# What to work on
A) Answer these questions using the interview below:
(i) Where did Dr. Steven Lin first come across the book by Weston A. Price?
(ii) In which city did Weston A. Price practice?
(iii) In Dr. Ron Ehrlich's analogy, which finger is removed, and at what age?
B) Could you continue the interview about Weston A. Price from the point where it stops?

# Given passage
--------------------

Dr. Ron Ehrlich: It’s a funny thing that we’ve just come to accept as okay. I mean, I often draw the analogy if we didn’t have enough room on our hands for all five fingers and we all agreed at age 21 that we’d just remove the fourth finger because it wasn’t really doing very much, I doubt whether we’d all be going, “oh yeah, that’s cool. I’ll have my fourth, have you had your fourth finger removed? Yeah, I did too.” And we just accept it.

But I know you got very excited, as I did too, about a fellow by the name of Weston A. Price. Tell our listeners a little about Weston A. Price and why that was so significant. Who he was.

Dr. Steven Lin: Yeah exactly. I actually discovered his book whilst I was backpacking through Europe and I was taking a little bit of time away from dentistry. I was a little bit, you might say disillusioned with working as a dentist. Because it was so reactionary and so treatment-focused. I was in a hostel in Turkey, in Istanbul, and there was a shared reading shelf and I actually saw a book named, Nutrition and Physical Degeneration by a guy named Weston A. Price who lived in the 1900s and practiced in Cleveland, Ohio.

He had this theory that the diseases in his patient’s mouths were connected to food. He went on a worldwide journey to discover why, and if there was any truth to this. So he looked at societies all around the world, both Westernized and non-Westernized, but where the modern diet intercepts the traditional diet. So where people were living on means they had for thousands of years, and what happens when we bring in modern means.

So he would look at their dental health, he would look at their traditional diets, he would look at what happens to their dental health once they eat these modern diets. He also looked through their ancestors as well. She’s looking ok through the jaw records and gives them a dental check-up as well. So what he really put together was a human study of proportions I really don’t think we’ve reached since. I think it’s one of the most important health book/studies, whatever you want to call it, ever written, because of the scope of what he was measuring.

--------------------

# Document structure recognition data
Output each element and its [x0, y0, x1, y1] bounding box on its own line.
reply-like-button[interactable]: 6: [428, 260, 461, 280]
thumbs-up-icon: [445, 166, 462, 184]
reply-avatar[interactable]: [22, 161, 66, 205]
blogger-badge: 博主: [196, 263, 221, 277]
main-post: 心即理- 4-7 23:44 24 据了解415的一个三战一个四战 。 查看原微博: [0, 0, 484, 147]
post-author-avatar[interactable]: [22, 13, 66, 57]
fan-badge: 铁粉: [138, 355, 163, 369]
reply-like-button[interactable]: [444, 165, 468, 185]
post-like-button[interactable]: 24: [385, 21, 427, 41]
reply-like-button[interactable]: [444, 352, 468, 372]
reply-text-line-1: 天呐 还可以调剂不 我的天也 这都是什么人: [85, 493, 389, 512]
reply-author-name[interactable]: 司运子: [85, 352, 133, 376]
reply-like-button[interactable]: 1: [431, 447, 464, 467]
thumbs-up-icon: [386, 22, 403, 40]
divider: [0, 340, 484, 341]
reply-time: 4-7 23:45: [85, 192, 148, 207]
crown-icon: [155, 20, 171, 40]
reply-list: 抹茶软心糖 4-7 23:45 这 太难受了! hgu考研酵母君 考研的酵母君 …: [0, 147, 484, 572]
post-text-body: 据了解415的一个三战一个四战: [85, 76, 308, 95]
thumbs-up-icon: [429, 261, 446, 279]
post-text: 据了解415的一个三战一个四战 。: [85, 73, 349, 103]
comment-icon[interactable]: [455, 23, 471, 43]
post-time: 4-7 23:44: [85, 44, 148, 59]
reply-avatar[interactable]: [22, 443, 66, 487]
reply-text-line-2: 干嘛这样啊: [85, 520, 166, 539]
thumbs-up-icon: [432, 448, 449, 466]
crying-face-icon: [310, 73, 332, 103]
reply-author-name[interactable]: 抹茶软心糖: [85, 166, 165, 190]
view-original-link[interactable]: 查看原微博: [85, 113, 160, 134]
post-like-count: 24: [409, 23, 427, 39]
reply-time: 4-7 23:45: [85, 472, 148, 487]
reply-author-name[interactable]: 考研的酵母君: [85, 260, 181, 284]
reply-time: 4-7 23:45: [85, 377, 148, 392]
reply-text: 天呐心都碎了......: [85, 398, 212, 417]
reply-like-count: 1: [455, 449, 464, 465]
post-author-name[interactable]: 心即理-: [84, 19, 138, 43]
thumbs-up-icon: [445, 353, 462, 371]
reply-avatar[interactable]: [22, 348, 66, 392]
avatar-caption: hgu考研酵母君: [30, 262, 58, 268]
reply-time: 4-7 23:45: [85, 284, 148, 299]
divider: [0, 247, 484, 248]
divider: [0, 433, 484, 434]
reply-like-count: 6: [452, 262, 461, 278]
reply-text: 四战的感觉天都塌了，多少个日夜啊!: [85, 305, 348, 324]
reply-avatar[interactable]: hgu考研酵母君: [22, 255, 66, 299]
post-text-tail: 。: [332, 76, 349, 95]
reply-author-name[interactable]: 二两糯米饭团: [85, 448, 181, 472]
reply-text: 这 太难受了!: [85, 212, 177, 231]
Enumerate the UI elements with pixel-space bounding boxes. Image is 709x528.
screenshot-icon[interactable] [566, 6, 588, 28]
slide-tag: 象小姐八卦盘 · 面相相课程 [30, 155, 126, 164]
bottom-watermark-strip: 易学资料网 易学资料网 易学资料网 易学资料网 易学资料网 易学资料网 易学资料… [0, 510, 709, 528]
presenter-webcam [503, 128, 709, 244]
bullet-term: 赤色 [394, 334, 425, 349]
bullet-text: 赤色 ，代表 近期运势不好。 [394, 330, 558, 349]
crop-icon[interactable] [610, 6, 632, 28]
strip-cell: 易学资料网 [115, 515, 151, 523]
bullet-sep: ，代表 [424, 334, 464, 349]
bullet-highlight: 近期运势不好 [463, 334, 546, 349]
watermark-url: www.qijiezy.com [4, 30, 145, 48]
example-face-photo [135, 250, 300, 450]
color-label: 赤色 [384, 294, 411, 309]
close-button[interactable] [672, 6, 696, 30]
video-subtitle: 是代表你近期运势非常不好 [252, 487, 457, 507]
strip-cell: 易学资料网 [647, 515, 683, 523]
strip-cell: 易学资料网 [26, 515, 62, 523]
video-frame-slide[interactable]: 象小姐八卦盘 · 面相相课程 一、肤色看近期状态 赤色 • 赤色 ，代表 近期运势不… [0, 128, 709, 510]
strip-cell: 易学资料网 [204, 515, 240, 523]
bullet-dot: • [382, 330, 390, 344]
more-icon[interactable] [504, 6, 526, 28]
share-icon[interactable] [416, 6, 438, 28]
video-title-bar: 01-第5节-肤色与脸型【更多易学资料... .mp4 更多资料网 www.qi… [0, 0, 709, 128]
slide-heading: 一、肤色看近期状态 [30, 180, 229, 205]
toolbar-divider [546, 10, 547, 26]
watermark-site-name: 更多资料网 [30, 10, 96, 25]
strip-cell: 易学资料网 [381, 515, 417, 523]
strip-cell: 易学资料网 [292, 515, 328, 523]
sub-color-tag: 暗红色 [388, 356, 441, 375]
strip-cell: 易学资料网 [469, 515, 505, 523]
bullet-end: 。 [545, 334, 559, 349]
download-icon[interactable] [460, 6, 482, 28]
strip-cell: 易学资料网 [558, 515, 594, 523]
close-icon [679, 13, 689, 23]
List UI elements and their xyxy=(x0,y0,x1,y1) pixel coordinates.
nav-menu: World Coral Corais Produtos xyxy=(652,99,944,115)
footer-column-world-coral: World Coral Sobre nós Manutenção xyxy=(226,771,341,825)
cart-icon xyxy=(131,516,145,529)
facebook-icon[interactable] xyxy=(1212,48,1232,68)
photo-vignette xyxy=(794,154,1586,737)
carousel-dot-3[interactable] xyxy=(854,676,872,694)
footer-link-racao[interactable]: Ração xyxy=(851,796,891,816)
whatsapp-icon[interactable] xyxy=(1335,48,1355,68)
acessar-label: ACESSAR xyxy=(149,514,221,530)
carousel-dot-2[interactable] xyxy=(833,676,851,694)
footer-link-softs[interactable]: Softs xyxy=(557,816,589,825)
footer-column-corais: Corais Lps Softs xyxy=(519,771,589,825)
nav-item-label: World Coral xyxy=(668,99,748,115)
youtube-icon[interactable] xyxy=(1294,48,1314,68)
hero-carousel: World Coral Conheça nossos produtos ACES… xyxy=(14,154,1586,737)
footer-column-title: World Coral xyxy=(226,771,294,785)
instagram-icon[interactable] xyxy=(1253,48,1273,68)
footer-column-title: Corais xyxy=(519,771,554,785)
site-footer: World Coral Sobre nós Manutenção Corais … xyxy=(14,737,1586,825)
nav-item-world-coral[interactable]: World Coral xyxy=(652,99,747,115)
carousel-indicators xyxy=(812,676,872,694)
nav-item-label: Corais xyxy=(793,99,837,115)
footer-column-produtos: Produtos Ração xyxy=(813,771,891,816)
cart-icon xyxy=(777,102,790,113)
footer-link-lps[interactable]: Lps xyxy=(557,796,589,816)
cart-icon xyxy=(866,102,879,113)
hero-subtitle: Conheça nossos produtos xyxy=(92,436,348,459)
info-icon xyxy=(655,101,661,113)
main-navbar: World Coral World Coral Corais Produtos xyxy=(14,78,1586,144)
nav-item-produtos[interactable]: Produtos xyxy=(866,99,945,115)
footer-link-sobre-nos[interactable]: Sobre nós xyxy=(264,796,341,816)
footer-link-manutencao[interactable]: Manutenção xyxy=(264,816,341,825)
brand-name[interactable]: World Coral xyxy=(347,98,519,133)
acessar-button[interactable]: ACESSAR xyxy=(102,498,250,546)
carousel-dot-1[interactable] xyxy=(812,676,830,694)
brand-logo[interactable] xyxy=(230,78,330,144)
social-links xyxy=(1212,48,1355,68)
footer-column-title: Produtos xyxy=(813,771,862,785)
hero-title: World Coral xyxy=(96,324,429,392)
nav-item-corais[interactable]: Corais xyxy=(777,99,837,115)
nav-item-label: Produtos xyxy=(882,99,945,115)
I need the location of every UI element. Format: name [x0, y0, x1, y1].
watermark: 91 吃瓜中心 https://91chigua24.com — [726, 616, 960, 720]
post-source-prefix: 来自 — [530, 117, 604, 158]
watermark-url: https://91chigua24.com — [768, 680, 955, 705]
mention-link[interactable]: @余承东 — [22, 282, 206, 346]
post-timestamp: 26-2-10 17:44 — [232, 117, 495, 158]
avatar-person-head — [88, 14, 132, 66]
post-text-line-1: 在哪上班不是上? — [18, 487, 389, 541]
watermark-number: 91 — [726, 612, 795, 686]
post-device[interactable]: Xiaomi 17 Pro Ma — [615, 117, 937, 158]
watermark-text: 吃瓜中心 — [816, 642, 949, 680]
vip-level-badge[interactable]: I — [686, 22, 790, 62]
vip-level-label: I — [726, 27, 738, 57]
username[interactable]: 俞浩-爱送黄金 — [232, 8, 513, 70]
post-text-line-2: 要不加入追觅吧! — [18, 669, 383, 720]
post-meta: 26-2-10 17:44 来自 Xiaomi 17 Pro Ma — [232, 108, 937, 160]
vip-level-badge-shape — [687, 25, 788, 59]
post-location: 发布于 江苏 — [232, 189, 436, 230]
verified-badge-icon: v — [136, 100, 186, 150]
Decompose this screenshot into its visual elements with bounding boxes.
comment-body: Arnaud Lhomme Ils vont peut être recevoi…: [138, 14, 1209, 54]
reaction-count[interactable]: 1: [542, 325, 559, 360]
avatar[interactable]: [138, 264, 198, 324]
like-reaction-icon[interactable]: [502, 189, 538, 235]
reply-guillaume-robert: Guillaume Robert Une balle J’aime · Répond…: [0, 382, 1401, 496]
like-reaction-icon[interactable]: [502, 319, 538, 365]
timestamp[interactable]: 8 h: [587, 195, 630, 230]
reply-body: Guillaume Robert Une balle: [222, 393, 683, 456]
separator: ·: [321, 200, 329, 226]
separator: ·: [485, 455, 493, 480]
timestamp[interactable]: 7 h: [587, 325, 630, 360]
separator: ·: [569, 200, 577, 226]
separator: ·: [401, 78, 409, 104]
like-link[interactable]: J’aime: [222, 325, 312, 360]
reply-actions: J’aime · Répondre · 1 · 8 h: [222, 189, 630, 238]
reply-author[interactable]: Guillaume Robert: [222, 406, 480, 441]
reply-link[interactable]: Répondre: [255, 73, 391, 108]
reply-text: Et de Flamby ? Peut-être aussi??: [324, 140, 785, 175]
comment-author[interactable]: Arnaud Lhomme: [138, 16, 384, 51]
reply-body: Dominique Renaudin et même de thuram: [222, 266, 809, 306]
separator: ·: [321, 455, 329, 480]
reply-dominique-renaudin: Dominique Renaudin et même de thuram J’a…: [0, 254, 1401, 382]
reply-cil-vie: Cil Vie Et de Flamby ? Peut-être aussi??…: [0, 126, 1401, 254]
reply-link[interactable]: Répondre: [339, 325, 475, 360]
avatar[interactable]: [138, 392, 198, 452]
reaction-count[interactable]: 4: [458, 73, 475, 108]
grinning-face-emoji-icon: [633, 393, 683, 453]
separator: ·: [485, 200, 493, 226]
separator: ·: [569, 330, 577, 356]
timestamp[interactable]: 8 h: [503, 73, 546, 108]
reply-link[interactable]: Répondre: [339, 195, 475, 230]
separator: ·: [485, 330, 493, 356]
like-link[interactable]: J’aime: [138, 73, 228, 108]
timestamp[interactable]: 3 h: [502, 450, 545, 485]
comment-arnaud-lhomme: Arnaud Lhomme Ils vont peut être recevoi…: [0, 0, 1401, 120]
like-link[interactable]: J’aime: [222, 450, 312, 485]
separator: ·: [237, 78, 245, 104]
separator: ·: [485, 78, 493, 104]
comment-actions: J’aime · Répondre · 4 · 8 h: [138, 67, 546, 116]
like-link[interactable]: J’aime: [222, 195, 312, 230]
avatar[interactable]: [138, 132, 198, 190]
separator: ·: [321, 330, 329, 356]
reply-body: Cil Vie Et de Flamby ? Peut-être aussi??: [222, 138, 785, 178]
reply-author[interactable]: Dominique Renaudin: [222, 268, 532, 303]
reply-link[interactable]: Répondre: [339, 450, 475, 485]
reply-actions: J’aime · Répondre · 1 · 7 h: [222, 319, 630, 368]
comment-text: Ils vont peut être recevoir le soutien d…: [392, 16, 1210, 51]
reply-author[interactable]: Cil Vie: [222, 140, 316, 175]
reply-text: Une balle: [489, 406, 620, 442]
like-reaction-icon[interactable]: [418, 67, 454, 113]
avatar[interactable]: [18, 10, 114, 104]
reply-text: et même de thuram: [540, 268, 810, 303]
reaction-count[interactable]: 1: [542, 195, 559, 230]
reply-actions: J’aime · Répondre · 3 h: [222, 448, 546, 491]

--------------------

# Answers per task
A)
(i) On a shared reading shelf in a hostel in Istanbul, Turkey.
(ii) Cleveland, Ohio.
(iii) The fourth finger, at age 21.

B)
It’s a very, very unique signpost in time. The theory he had really had long before many of the current diseases were seen to the rates malocclusion and orthodontic braces, for instance, that kids have today. Type 2 diabetes didn’t barely exist in his patients. He was talking about tuberculosis. He really didn’t see how the chronic disease epidemic would play out, but he predicted it. This is how powerful it was.

When I picked that book up I actually didn’t understand it, and I realized I didn’t understand it. That was the point, to me, that I felt there was a story here that needed to be told. There were messages in food that we need to understand that affect our teeth. And this guy was onto something that, for some reason, we’ve all lost.

Dr. Ron Ehrlich: I totally agree with you. I think it is one of the most important bits of research that has ever been done, because he also got a chance to compare the same genetic group to the people who had moved down the road to towns and cities. So he kind of controlled for the genetic variation and saw what was happening just by dietary changes. It wasn’t very pretty, was it?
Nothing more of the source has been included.